STATED EXERCISE A
For each statement about the forum thread on 1968 and 1969 GTO front bumpers, say yes or no and quote the deciding words. (i) The 1968 bumper has holes for mounting the Pontiac emblem on the nose, and the 1969 bumper does not. (ii) PontiacJim's Hollander body catalog lists the Lemans model separately from the GTO and Tempest. (iii) liljohn442 ended up getting the metal bumper he had been looking at.
── DOCUMENT EXTRACT
# 68 69 Front Bumper



## liljohn442 (Sep 9, 2010)

I'm sure this question has been asked before, but I am having difficulty finding an answer. Are the GTO metal bumpers in 1968 and rubber bumpers in 1969 the same physically. I figure the mounting might need some modification but I just need it to look correct and line up for a 1969 valance etc.


----------



## BearGFR (Aug 25, 2008)

The 68 has holes to mount the Pontiac emblem on the nose, not the 69 --- but as far as the internal structure and mounting brackets go, I *think* they're the same - not 100% positive though.

Bear


----------



## liljohn442 (Sep 9, 2010)

Yea I've seen the holes on the top the one I was looking at was metal from a '68 so filling the holes wouldn't be to difficult. Do you know if there are any differences in 1968 Lemans, Tempest, GTO front bumper?


----------



## PontiacJim (Dec 29, 2012)

Metal bumper is the same, '68 Lemans/Tempest versus '68 Endura. The grille inserts are different: concealed, standard GTO, and Lemans/Tempest. My 1968 Hollander body catalog says the 1968 GTO concealed headlights interchange/are the same, as the 1968 Tempest with painted bumper. The Lemans model is not mentioned, its either GTO or Tempest (of course Lemans is the same) in my book.

Should work on the '69, but of course different grille,valence/parking lamps.


----------



## liljohn442 (Sep 9, 2010)

Well as it turns out I couldn't snag the metal bumper I was looking at. Anyone know of a restorable bumper for a 1969.


----------
────
STATED EXERCISE B
Copy word for word the dataset rows from the line with "492, 958, 494]" through the last line of those rows.
── RECORDS TO USE
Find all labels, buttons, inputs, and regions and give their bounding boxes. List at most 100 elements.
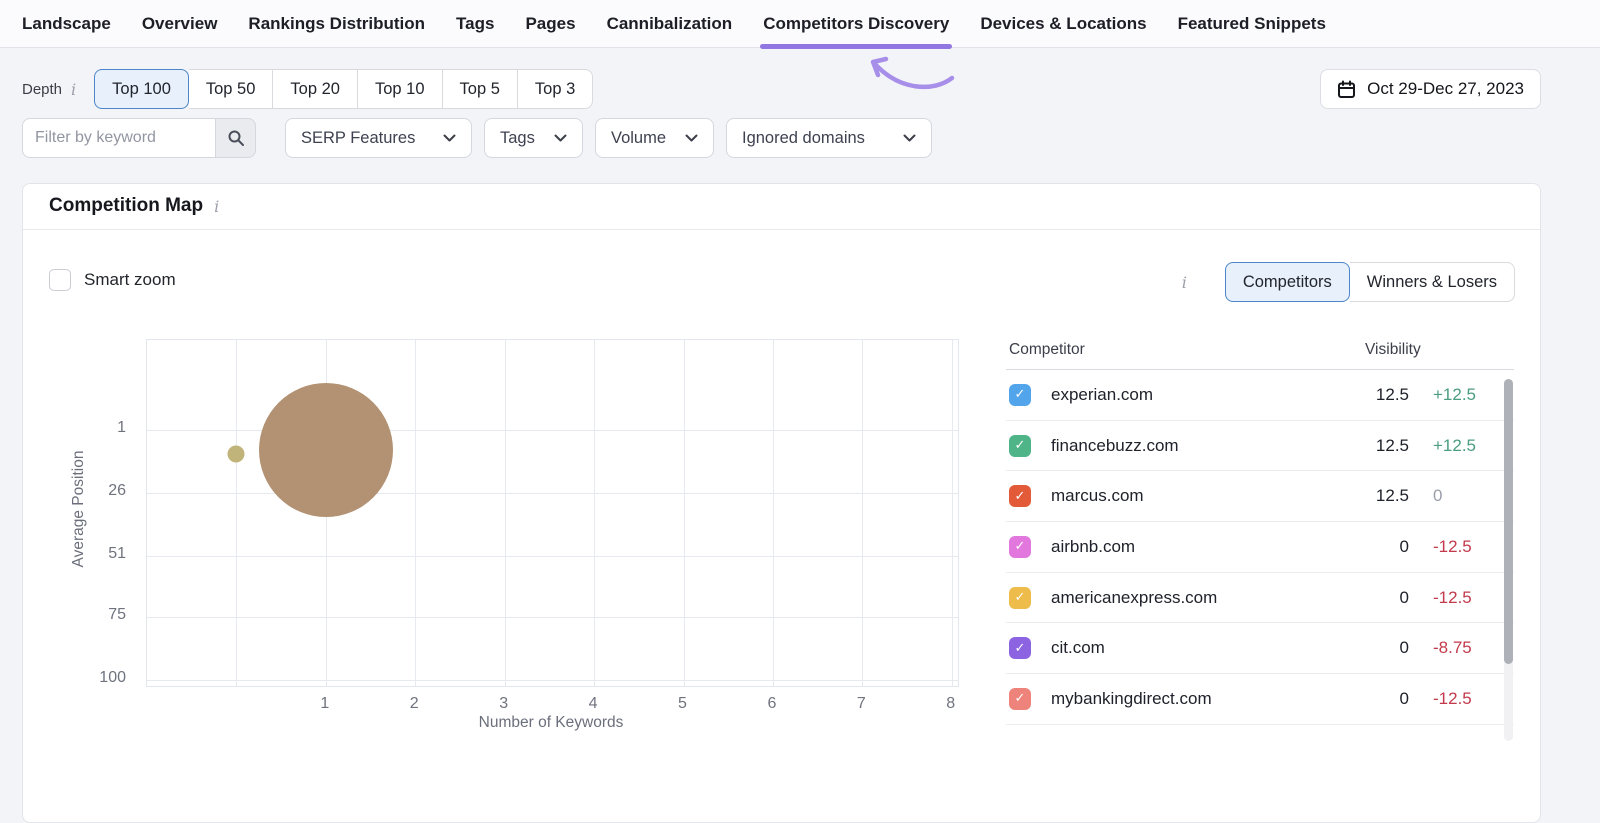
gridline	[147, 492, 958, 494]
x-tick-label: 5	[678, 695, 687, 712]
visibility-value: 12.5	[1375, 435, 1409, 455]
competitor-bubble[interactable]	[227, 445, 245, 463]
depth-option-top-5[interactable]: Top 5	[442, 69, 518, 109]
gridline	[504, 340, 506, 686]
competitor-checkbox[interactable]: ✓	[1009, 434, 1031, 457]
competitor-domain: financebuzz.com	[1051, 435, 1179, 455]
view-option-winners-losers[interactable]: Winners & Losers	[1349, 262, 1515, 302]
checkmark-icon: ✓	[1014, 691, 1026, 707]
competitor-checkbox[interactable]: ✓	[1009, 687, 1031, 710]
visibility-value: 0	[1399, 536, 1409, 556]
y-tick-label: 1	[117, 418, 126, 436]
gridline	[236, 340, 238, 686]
────
CORRECT RESULT A
(i) Yes: "The 68 has holes to mount the Pontiac emblem on the nose, not the 69"
(ii) No: "The Lemans model is not mentioned, its either GTO or Tempest (of course Lemans is the same) in my book."
(iii) No: "Well as it turns out I couldn't snag the metal bumper I was looking at."

CORRECT RESULT B
gridline	[147, 492, 958, 494]
x-tick-label: 5	[678, 695, 687, 712]
visibility-value: 12.5	[1375, 435, 1409, 455]
competitor-bubble[interactable]	[227, 445, 245, 463]
depth-option-top-5[interactable]: Top 5	[442, 69, 518, 109]
gridline	[504, 340, 506, 686]
competitor-checkbox[interactable]: ✓	[1009, 434, 1031, 457]
competitor-domain: financebuzz.com	[1051, 435, 1179, 455]
view-option-winners-losers[interactable]: Winners & Losers	[1349, 262, 1515, 302]
checkmark-icon: ✓	[1014, 691, 1026, 707]
competitor-checkbox[interactable]: ✓	[1009, 687, 1031, 710]
visibility-value: 0	[1399, 536, 1409, 556]
y-tick-label: 1	[117, 418, 126, 436]
gridline	[236, 340, 238, 686]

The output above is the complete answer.